Task requirements: In the records that follow, locate every line with "其他社会保障和就业支出" and extract it.

Extracted data:
▽

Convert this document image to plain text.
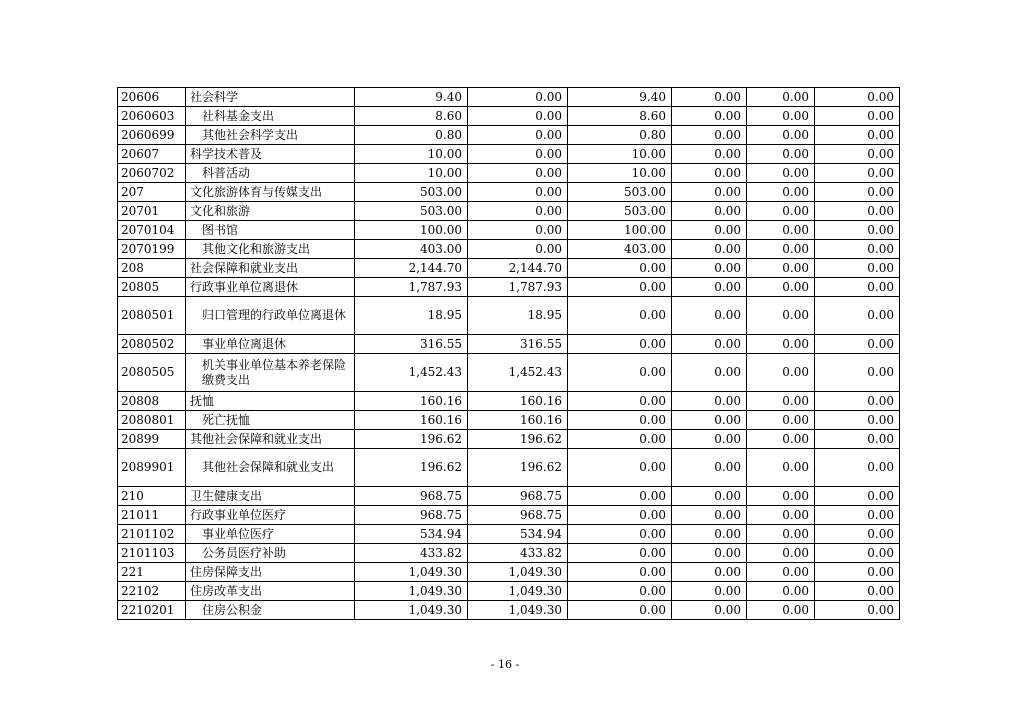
20606	社会科学	9.40	0.00	9.40	0.00	0.00	0.00
2060603	社科基金支出	8.60	0.00	8.60	0.00	0.00	0.00
2060699	其他社会科学支出	0.80	0.00	0.80	0.00	0.00	0.00
20607	科学技术普及	10.00	0.00	10.00	0.00	0.00	0.00
2060702	科普活动	10.00	0.00	10.00	0.00	0.00	0.00
207	文化旅游体育与传媒支出	503.00	0.00	503.00	0.00	0.00	0.00
20701	文化和旅游	503.00	0.00	503.00	0.00	0.00	0.00
2070104	图书馆	100.00	0.00	100.00	0.00	0.00	0.00
2070199	其他文化和旅游支出	403.00	0.00	403.00	0.00	0.00	0.00
208	社会保障和就业支出	2,144.70	2,144.70	0.00	0.00	0.00	0.00
20805	行政事业单位离退休	1,787.93	1,787.93	0.00	0.00	0.00	0.00
2080501	归口管理的行政单位离退休	18.95	18.95	0.00	0.00	0.00	0.00
2080502	事业单位离退休	316.55	316.55	0.00	0.00	0.00	0.00
2080505	机关事业单位基本养老保险缴费支出	1,452.43	1,452.43	0.00	0.00	0.00	0.00
20808	抚恤	160.16	160.16	0.00	0.00	0.00	0.00
2080801	死亡抚恤	160.16	160.16	0.00	0.00	0.00	0.00
20899	其他社会保障和就业支出	196.62	196.62	0.00	0.00	0.00	0.00
2089901	其他社会保障和就业支出	196.62	196.62	0.00	0.00	0.00	0.00
210	卫生健康支出	968.75	968.75	0.00	0.00	0.00	0.00
21011	行政事业单位医疗	968.75	968.75	0.00	0.00	0.00	0.00
2101102	事业单位医疗	534.94	534.94	0.00	0.00	0.00	0.00
2101103	公务员医疗补助	433.82	433.82	0.00	0.00	0.00	0.00
221	住房保障支出	1,049.30	1,049.30	0.00	0.00	0.00	0.00
22102	住房改革支出	1,049.30	1,049.30	0.00	0.00	0.00	0.00
2210201	住房公积金	1,049.30	1,049.30	0.00	0.00	0.00	0.00
- 16 -
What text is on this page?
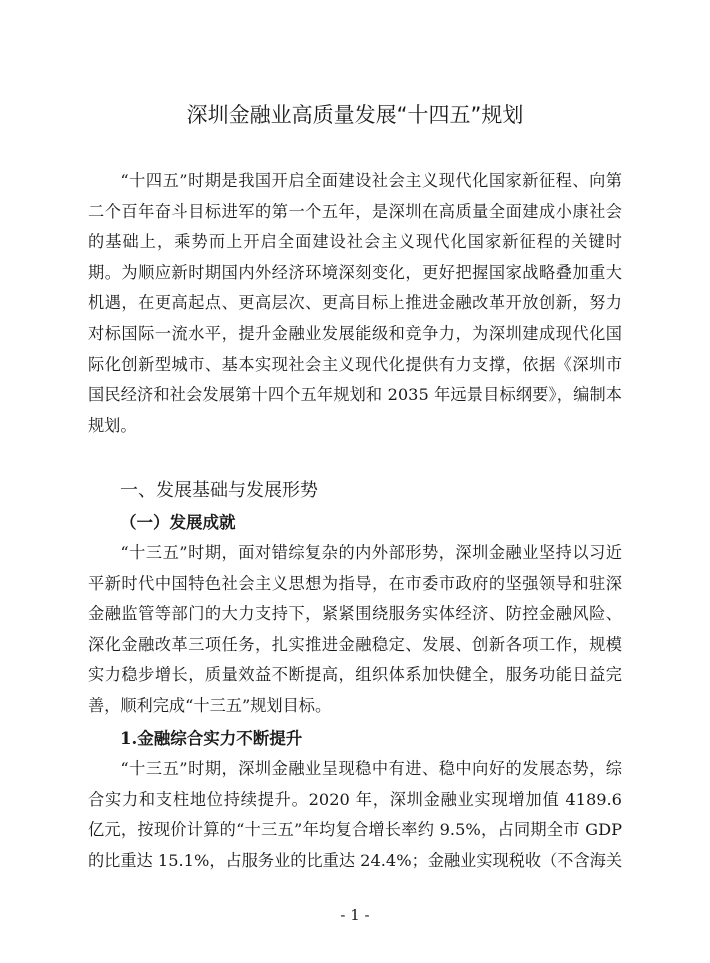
深圳金融业高质量发展“十四五”规划

“十四五”时期是我国开启全面建设社会主义现代化国家新征程、向第二个百年奋斗目标进军的第一个五年，是深圳在高质量全面建成小康社会的基础上，乘势而上开启全面建设社会主义现代化国家新征程的关键时期。为顺应新时期国内外经济环境深刻变化，更好把握国家战略叠加重大机遇，在更高起点、更高层次、更高目标上推进金融改革开放创新，努力对标国际一流水平，提升金融业发展能级和竞争力，为深圳建成现代化国际化创新型城市、基本实现社会主义现代化提供有力支撑，依据《深圳市国民经济和社会发展第十四个五年规划和 2035 年远景目标纲要》，编制本规划。

一、发展基础与发展形势
（一）发展成就

“十三五”时期，面对错综复杂的内外部形势，深圳金融业坚持以习近平新时代中国特色社会主义思想为指导，在市委市政府的坚强领导和驻深金融监管等部门的大力支持下，紧紧围绕服务实体经济、防控金融风险、深化金融改革三项任务，扎实推进金融稳定、发展、创新各项工作，规模实力稳步增长，质量效益不断提高，组织体系加快健全，服务功能日益完善，顺利完成“十三五”规划目标。

1.金融综合实力不断提升

“十三五”时期，深圳金融业呈现稳中有进、稳中向好的发展态势，综合实力和支柱地位持续提升。2020 年，深圳金融业实现增加值 4189.6 亿元，按现价计算的“十三五”年均复合增长率约 9.5%，占同期全市 GDP 的比重达 15.1%，占服务业的比重达 24.4%；金融业实现税收（不含海关

- 1 -
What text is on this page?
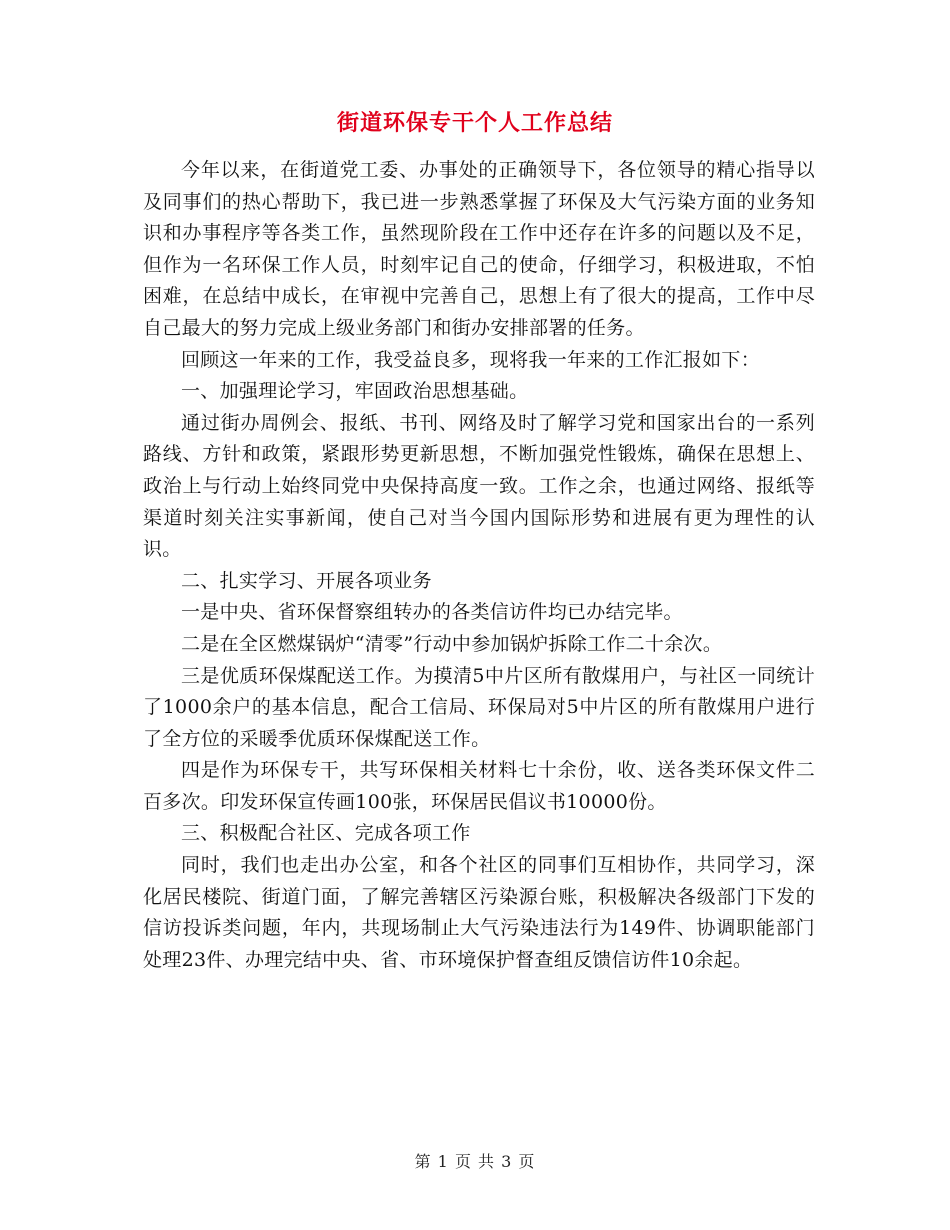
街道环保专干个人工作总结

今年以来，在街道党工委、办事处的正确领导下，各位领导的精心指导以及同事们的热心帮助下，我已进一步熟悉掌握了环保及大气污染方面的业务知识和办事程序等各类工作，虽然现阶段在工作中还存在许多的问题以及不足，但作为一名环保工作人员，时刻牢记自己的使命，仔细学习，积极进取，不怕困难，在总结中成长，在审视中完善自己，思想上有了很大的提高，工作中尽自己最大的努力完成上级业务部门和街办安排部署的任务。

回顾这一年来的工作，我受益良多，现将我一年来的工作汇报如下：

一、加强理论学习，牢固政治思想基础。

通过街办周例会、报纸、书刊、网络及时了解学习党和国家出台的一系列路线、方针和政策，紧跟形势更新思想，不断加强党性锻炼，确保在思想上、政治上与行动上始终同党中央保持高度一致。工作之余，也通过网络、报纸等渠道时刻关注实事新闻，使自己对当今国内国际形势和进展有更为理性的认识。

二、扎实学习、开展各项业务

一是中央、省环保督察组转办的各类信访件均已办结完毕。

二是在全区燃煤锅炉“清零”行动中参加锅炉拆除工作二十余次。

三是优质环保煤配送工作。为摸清5中片区所有散煤用户，与社区一同统计了1000余户的基本信息，配合工信局、环保局对5中片区的所有散煤用户进行了全方位的采暖季优质环保煤配送工作。

四是作为环保专干，共写环保相关材料七十余份，收、送各类环保文件二百多次。印发环保宣传画100张，环保居民倡议书10000份。

三、积极配合社区、完成各项工作

同时，我们也走出办公室，和各个社区的同事们互相协作，共同学习，深化居民楼院、街道门面，了解完善辖区污染源台账，积极解决各级部门下发的信访投诉类问题，年内，共现场制止大气污染违法行为149件、协调职能部门处理23件、办理完结中央、省、市环境保护督查组反馈信访件10余起。

第 1 页 共 3 页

△

Task output:
20899	其他社会保障和就业支出	196.62	196.62	0.00	0.00	0.00	0.00
2089901	其他社会保障和就业支出	196.62	196.62	0.00	0.00	0.00	0.00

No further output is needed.